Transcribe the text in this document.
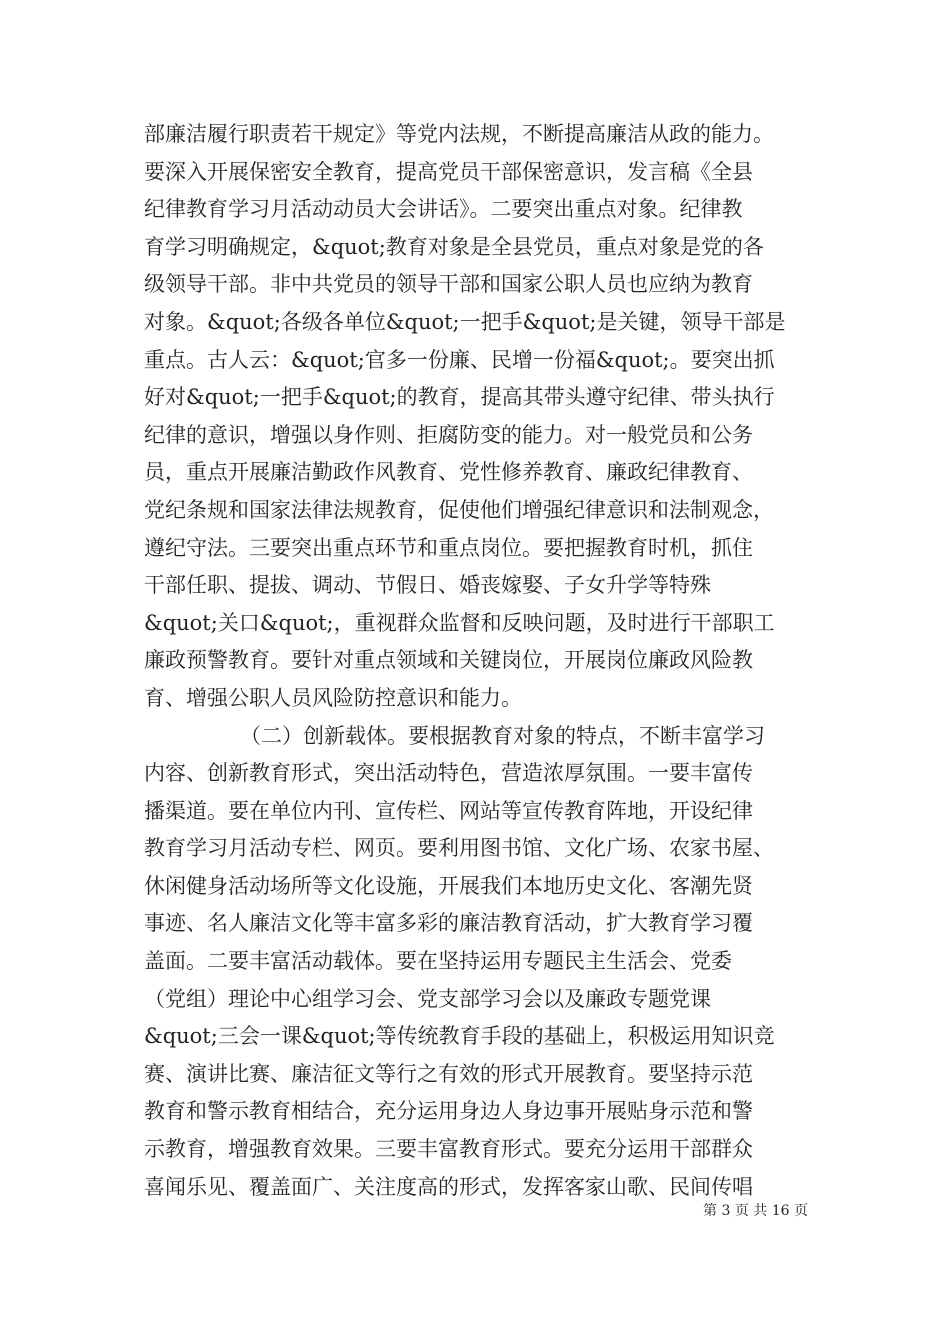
部廉洁履行职责若干规定》等党内法规，不断提高廉洁从政的能力。
要深入开展保密安全教育，提高党员干部保密意识，发言稿《全县
纪律教育学习月活动动员大会讲话》。二要突出重点对象。纪律教
育学习明确规定，&quot;教育对象是全县党员，重点对象是党的各
级领导干部。非中共党员的领导干部和国家公职人员也应纳为教育
对象。&quot;各级各单位&quot;一把手&quot;是关键，领导干部是
重点。古人云：&quot;官多一份廉、民增一份福&quot;。要突出抓
好对&quot;一把手&quot;的教育，提高其带头遵守纪律、带头执行
纪律的意识，增强以身作则、拒腐防变的能力。对一般党员和公务
员，重点开展廉洁勤政作风教育、党性修养教育、廉政纪律教育、
党纪条规和国家法律法规教育，促使他们增强纪律意识和法制观念，
遵纪守法。三要突出重点环节和重点岗位。要把握教育时机，抓住
干部任职、提拔、调动、节假日、婚丧嫁娶、子女升学等特殊
&quot;关口&quot;，重视群众监督和反映问题，及时进行干部职工
廉政预警教育。要针对重点领域和关键岗位，开展岗位廉政风险教
育、增强公职人员风险防控意识和能力。
（二）创新载体。要根据教育对象的特点，不断丰富学习
内容、创新教育形式，突出活动特色，营造浓厚氛围。一要丰富传
播渠道。要在单位内刊、宣传栏、网站等宣传教育阵地，开设纪律
教育学习月活动专栏、网页。要利用图书馆、文化广场、农家书屋、
休闲健身活动场所等文化设施，开展我们本地历史文化、客潮先贤
事迹、名人廉洁文化等丰富多彩的廉洁教育活动，扩大教育学习覆
盖面。二要丰富活动载体。要在坚持运用专题民主生活会、党委
（党组）理论中心组学习会、党支部学习会以及廉政专题党课
&quot;三会一课&quot;等传统教育手段的基础上，积极运用知识竞
赛、演讲比赛、廉洁征文等行之有效的形式开展教育。要坚持示范
教育和警示教育相结合，充分运用身边人身边事开展贴身示范和警
示教育，增强教育效果。三要丰富教育形式。要充分运用干部群众
喜闻乐见、覆盖面广、关注度高的形式，发挥客家山歌、民间传唱
第 3 页 共 16 页
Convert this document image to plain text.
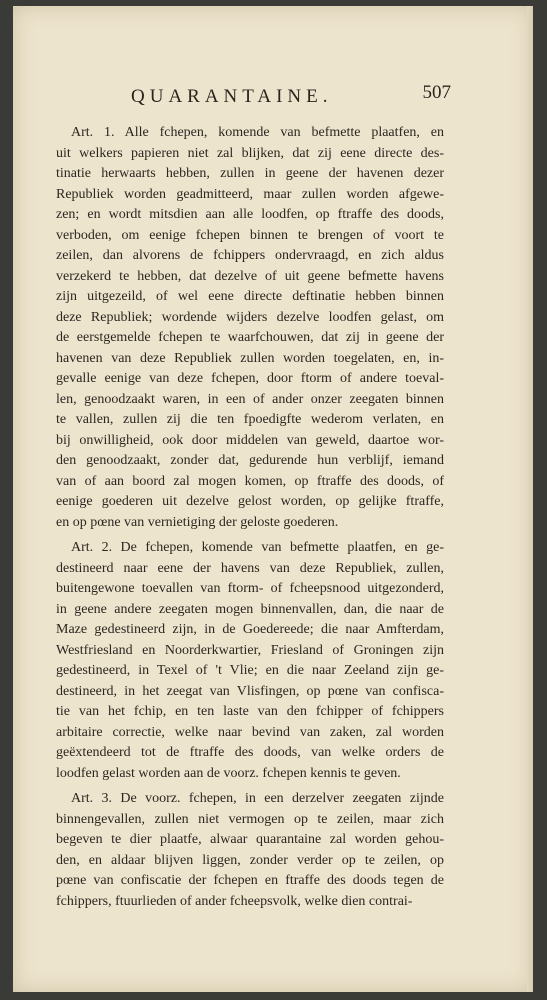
QUARANTAINE.	507
Art. 1. Alle fchepen, komende van befmette plaatfen, en
uit welkers papieren niet zal blijken, dat zij eene directe des-
tinatie herwaarts hebben, zullen in geene der havenen dezer
Republiek worden geadmitteerd, maar zullen worden afgewe-
zen; en wordt mitsdien aan alle loodfen, op ftraffe des doods,
verboden, om eenige fchepen binnen te brengen of voort te
zeilen, dan alvorens de fchippers ondervraagd, en zich aldus
verzekerd te hebben, dat dezelve of uit geene befmette havens
zijn uitgezeild, of wel eene directe deftinatie hebben binnen
deze Republiek; wordende wijders dezelve loodfen gelast, om
de eerstgemelde fchepen te waarfchouwen, dat zij in geene der
havenen van deze Republiek zullen worden toegelaten, en, in-
gevalle eenige van deze fchepen, door ftorm of andere toeval-
len, genoodzaakt waren, in een of ander onzer zeegaten binnen
te vallen, zullen zij die ten fpoedigfte wederom verlaten, en
bij onwilligheid, ook door middelen van geweld, daartoe wor-
den genoodzaakt, zonder dat, gedurende hun verblijf, iemand
van of aan boord zal mogen komen, op ftraffe des doods, of
eenige goederen uit dezelve gelost worden, op gelijke ftraffe,
en op pœne van vernietiging der geloste goederen.
Art. 2. De fchepen, komende van befmette plaatfen, en ge-
destineerd naar eene der havens van deze Republiek, zullen,
buitengewone toevallen van ftorm- of fcheepsnood uitgezonderd,
in geene andere zeegaten mogen binnenvallen, dan, die naar de
Maze gedestineerd zijn, in de Goedereede; die naar Amfterdam,
Westfriesland en Noorderkwartier, Friesland of Groningen zijn
gedestineerd, in Texel of 't Vlie; en die naar Zeeland zijn ge-
destineerd, in het zeegat van Vlisfingen, op pœne van confisca-
tie van het fchip, en ten laste van den fchipper of fchippers
arbitaire correctie, welke naar bevind van zaken, zal worden
geëxtendeerd tot de ftraffe des doods, van welke orders de
loodfen gelast worden aan de voorz. fchepen kennis te geven.
Art. 3. De voorz. fchepen, in een derzelver zeegaten zijnde
binnengevallen, zullen niet vermogen op te zeilen, maar zich
begeven te dier plaatfe, alwaar quarantaine zal worden gehou-
den, en aldaar blijven liggen, zonder verder op te zeilen, op
pœne van confiscatie der fchepen en ftraffe des doods tegen de
fchippers, ftuurlieden of ander fcheepsvolk, welke dien contrai-
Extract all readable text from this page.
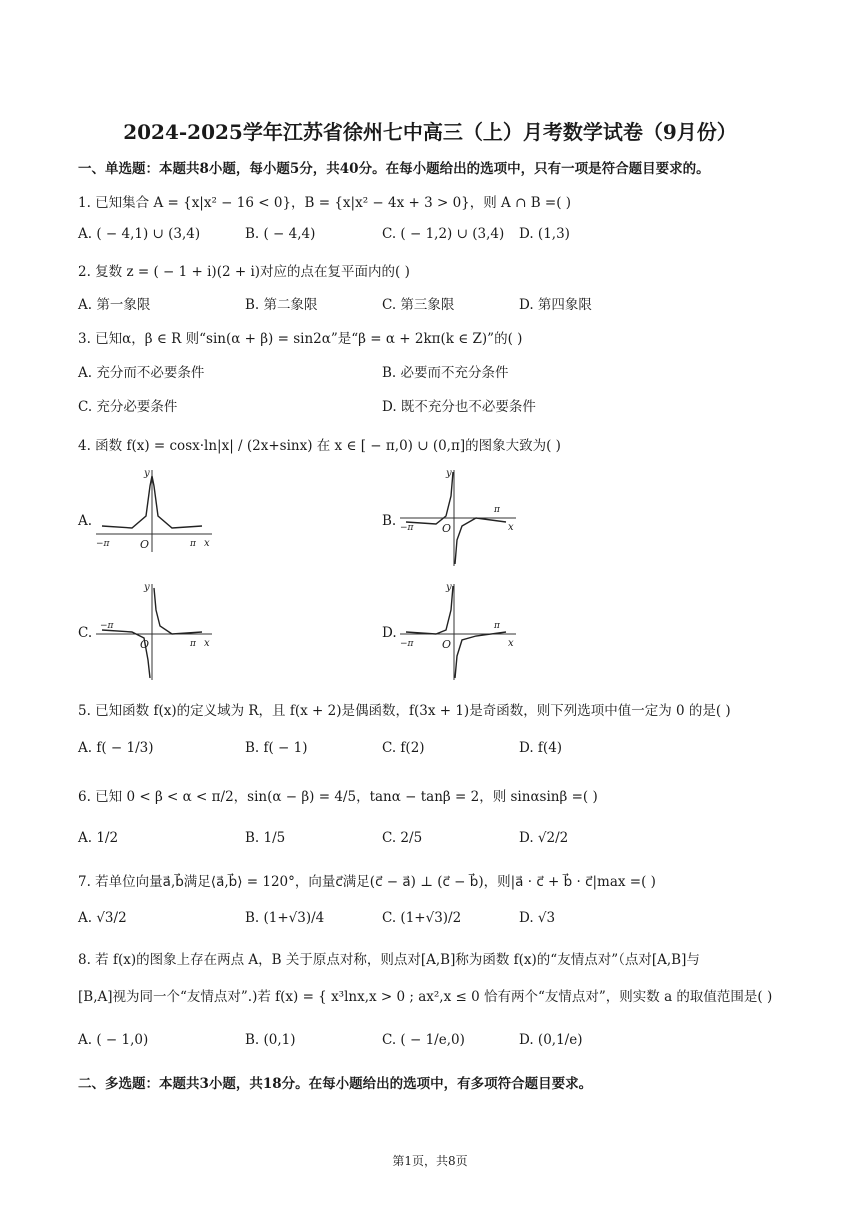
2024-2025学年江苏省徐州七中高三（上）月考数学试卷（9月份）
一、单选题：本题共8小题，每小题5分，共40分。在每小题给出的选项中，只有一项是符合题目要求的。
1. 已知集合 A = {x|x² − 16 < 0}，B = {x|x² − 4x + 3 > 0}，则 A ∩ B =( )
A. ( − 4,1) ∪ (3,4)	B. ( − 4,4)	C. ( − 1,2) ∪ (3,4) D. (1,3)
2. 复数 z = ( − 1 + i)(2 + i)对应的点在复平面内的( )
A. 第一象限	B. 第二象限	C. 第三象限	D. 第四象限
3. 已知α，β ∈ R 则“sin(α + β) = sin2α”是“β = α + 2kπ(k ∈ Z)”的( )
A. 充分而不必要条件	B. 必要而不充分条件
C. 充分必要条件	D. 既不充分也不必要条件
4. 函数 f(x) = cosx·ln|x| / (2x+sinx) 在 x ∈ [ − π,0) ∪ (0,π]的图象大致为( )
A.
y
x
O
−π	π
B.
y
x
O
−π
π
C.
y
x
O
−π
π
D.
y
x
O
−π
π
5. 已知函数 f(x)的定义域为 R，且 f(x + 2)是偶函数，f(3x + 1)是奇函数，则下列选项中值一定为 0 的是( )
A. f( − 1/3)	B. f( − 1)	C. f(2)	D. f(4)
6. 已知 0 < β < α < π/2，sin(α − β) = 4/5，tanα − tanβ = 2，则 sinαsinβ =( )
A. 1/2	B. 1/5	C. 2/5	D. √2/2
7. 若单位向量a⃗,b⃗满足⟨a⃗,b⃗⟩ = 120°，向量c⃗满足(c⃗ − a⃗) ⊥ (c⃗ − b⃗)，则|a⃗ · c⃗ + b⃗ · c⃗|max =( )
A. √3/2	B. (1+√3)/4	C. (1+√3)/2	D. √3
8. 若 f(x)的图象上存在两点 A，B 关于原点对称，则点对[A,B]称为函数 f(x)的“友情点对”（点对[A,B]与
[B,A]视为同一个“友情点对”.)若 f(x) = { x³lnx,x > 0 ; ax²,x ≤ 0 恰有两个“友情点对”，则实数 a 的取值范围是( )
A. ( − 1,0)	B. (0,1)	C. ( − 1/e,0)	D. (0,1/e)
二、多选题：本题共3小题，共18分。在每小题给出的选项中，有多项符合题目要求。
第1页，共8页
◇ ◇ ◇ ◇
Instruction:
Reproduce every entry word for word, but skip any pictures.

Response to the task:
Transcribe the text in this document.
部廉洁履行职责若干规定》等党内法规，不断提高廉洁从政的能力。
要深入开展保密安全教育，提高党员干部保密意识，发言稿《全县
纪律教育学习月活动动员大会讲话》。二要突出重点对象。纪律教
育学习明确规定，&quot;教育对象是全县党员，重点对象是党的各
级领导干部。非中共党员的领导干部和国家公职人员也应纳为教育
对象。&quot;各级各单位&quot;一把手&quot;是关键，领导干部是
重点。古人云：&quot;官多一份廉、民增一份福&quot;。要突出抓
好对&quot;一把手&quot;的教育，提高其带头遵守纪律、带头执行
纪律的意识，增强以身作则、拒腐防变的能力。对一般党员和公务
员，重点开展廉洁勤政作风教育、党性修养教育、廉政纪律教育、
党纪条规和国家法律法规教育，促使他们增强纪律意识和法制观念，
遵纪守法。三要突出重点环节和重点岗位。要把握教育时机，抓住
干部任职、提拔、调动、节假日、婚丧嫁娶、子女升学等特殊
&quot;关口&quot;，重视群众监督和反映问题，及时进行干部职工
廉政预警教育。要针对重点领域和关键岗位，开展岗位廉政风险教
育、增强公职人员风险防控意识和能力。
（二）创新载体。要根据教育对象的特点，不断丰富学习
内容、创新教育形式，突出活动特色，营造浓厚氛围。一要丰富传
播渠道。要在单位内刊、宣传栏、网站等宣传教育阵地，开设纪律
教育学习月活动专栏、网页。要利用图书馆、文化广场、农家书屋、
休闲健身活动场所等文化设施，开展我们本地历史文化、客潮先贤
事迹、名人廉洁文化等丰富多彩的廉洁教育活动，扩大教育学习覆
盖面。二要丰富活动载体。要在坚持运用专题民主生活会、党委
（党组）理论中心组学习会、党支部学习会以及廉政专题党课
&quot;三会一课&quot;等传统教育手段的基础上，积极运用知识竞
赛、演讲比赛、廉洁征文等行之有效的形式开展教育。要坚持示范
教育和警示教育相结合，充分运用身边人身边事开展贴身示范和警
示教育，增强教育效果。三要丰富教育形式。要充分运用干部群众
喜闻乐见、覆盖面广、关注度高的形式，发挥客家山歌、民间传唱
第 3 页 共 16 页
Convert this document image to plain text.
QUARANTAINE.	507
Art. 1. Alle fchepen, komende van befmette plaatfen, en
uit welkers papieren niet zal blijken, dat zij eene directe des-
tinatie herwaarts hebben, zullen in geene der havenen dezer
Republiek worden geadmitteerd, maar zullen worden afgewe-
zen; en wordt mitsdien aan alle loodfen, op ftraffe des doods,
verboden, om eenige fchepen binnen te brengen of voort te
zeilen, dan alvorens de fchippers ondervraagd, en zich aldus
verzekerd te hebben, dat dezelve of uit geene befmette havens
zijn uitgezeild, of wel eene directe deftinatie hebben binnen
deze Republiek; wordende wijders dezelve loodfen gelast, om
de eerstgemelde fchepen te waarfchouwen, dat zij in geene der
havenen van deze Republiek zullen worden toegelaten, en, in-
gevalle eenige van deze fchepen, door ftorm of andere toeval-
len, genoodzaakt waren, in een of ander onzer zeegaten binnen
te vallen, zullen zij die ten fpoedigfte wederom verlaten, en
bij onwilligheid, ook door middelen van geweld, daartoe wor-
den genoodzaakt, zonder dat, gedurende hun verblijf, iemand
van of aan boord zal mogen komen, op ftraffe des doods, of
eenige goederen uit dezelve gelost worden, op gelijke ftraffe,
en op pœne van vernietiging der geloste goederen.
Art. 2. De fchepen, komende van befmette plaatfen, en ge-
destineerd naar eene der havens van deze Republiek, zullen,
buitengewone toevallen van ftorm- of fcheepsnood uitgezonderd,
in geene andere zeegaten mogen binnenvallen, dan, die naar de
Maze gedestineerd zijn, in de Goedereede; die naar Amfterdam,
Westfriesland en Noorderkwartier, Friesland of Groningen zijn
gedestineerd, in Texel of 't Vlie; en die naar Zeeland zijn ge-
destineerd, in het zeegat van Vlisfingen, op pœne van confisca-
tie van het fchip, en ten laste van den fchipper of fchippers
arbitaire correctie, welke naar bevind van zaken, zal worden
geëxtendeerd tot de ftraffe des doods, van welke orders de
loodfen gelast worden aan de voorz. fchepen kennis te geven.
Art. 3. De voorz. fchepen, in een derzelver zeegaten zijnde
binnengevallen, zullen niet vermogen op te zeilen, maar zich
begeven te dier plaatfe, alwaar quarantaine zal worden gehou-
den, en aldaar blijven liggen, zonder verder op te zeilen, op
pœne van confiscatie der fchepen en ftraffe des doods tegen de
fchippers, ftuurlieden of ander fcheepsvolk, welke dien contrai-
Extract all readable text from this page.
2024-2025学年江苏省徐州七中高三（上）月考数学试卷（9月份）
一、单选题：本题共8小题，每小题5分，共40分。在每小题给出的选项中，只有一项是符合题目要求的。
1. 已知集合 A = {x|x² − 16 < 0}，B = {x|x² − 4x + 3 > 0}，则 A ∩ B =( )
A. ( − 4,1) ∪ (3,4)	B. ( − 4,4)	C. ( − 1,2) ∪ (3,4) D. (1,3)
2. 复数 z = ( − 1 + i)(2 + i)对应的点在复平面内的( )
A. 第一象限	B. 第二象限	C. 第三象限	D. 第四象限
3. 已知α，β ∈ R 则“sin(α + β) = sin2α”是“β = α + 2kπ(k ∈ Z)”的( )
A. 充分而不必要条件	B. 必要而不充分条件
C. 充分必要条件	D. 既不充分也不必要条件
4. 函数 f(x) = cosx·ln|x| / (2x+sinx) 在 x ∈ [ − π,0) ∪ (0,π]的图象大致为( )
A.
y
x
O
−π	π
B.
y
x
O
−π
π
C.
y
x
O
−π
π
D.
y
x
O
−π
π
5. 已知函数 f(x)的定义域为 R，且 f(x + 2)是偶函数，f(3x + 1)是奇函数，则下列选项中值一定为 0 的是( )
A. f( − 1/3)	B. f( − 1)	C. f(2)	D. f(4)
6. 已知 0 < β < α < π/2，sin(α − β) = 4/5，tanα − tanβ = 2，则 sinαsinβ =( )
A. 1/2	B. 1/5	C. 2/5	D. √2/2
7. 若单位向量a⃗,b⃗满足⟨a⃗,b⃗⟩ = 120°，向量c⃗满足(c⃗ − a⃗) ⊥ (c⃗ − b⃗)，则|a⃗ · c⃗ + b⃗ · c⃗|max =( )
A. √3/2	B. (1+√3)/4	C. (1+√3)/2	D. √3
8. 若 f(x)的图象上存在两点 A，B 关于原点对称，则点对[A,B]称为函数 f(x)的“友情点对”（点对[A,B]与
[B,A]视为同一个“友情点对”.)若 f(x) = { x³lnx,x > 0 ; ax²,x ≤ 0 恰有两个“友情点对”，则实数 a 的取值范围是( )
A. ( − 1,0)	B. (0,1)	C. ( − 1/e,0)	D. (0,1/e)
二、多选题：本题共3小题，共18分。在每小题给出的选项中，有多项符合题目要求。
第1页，共8页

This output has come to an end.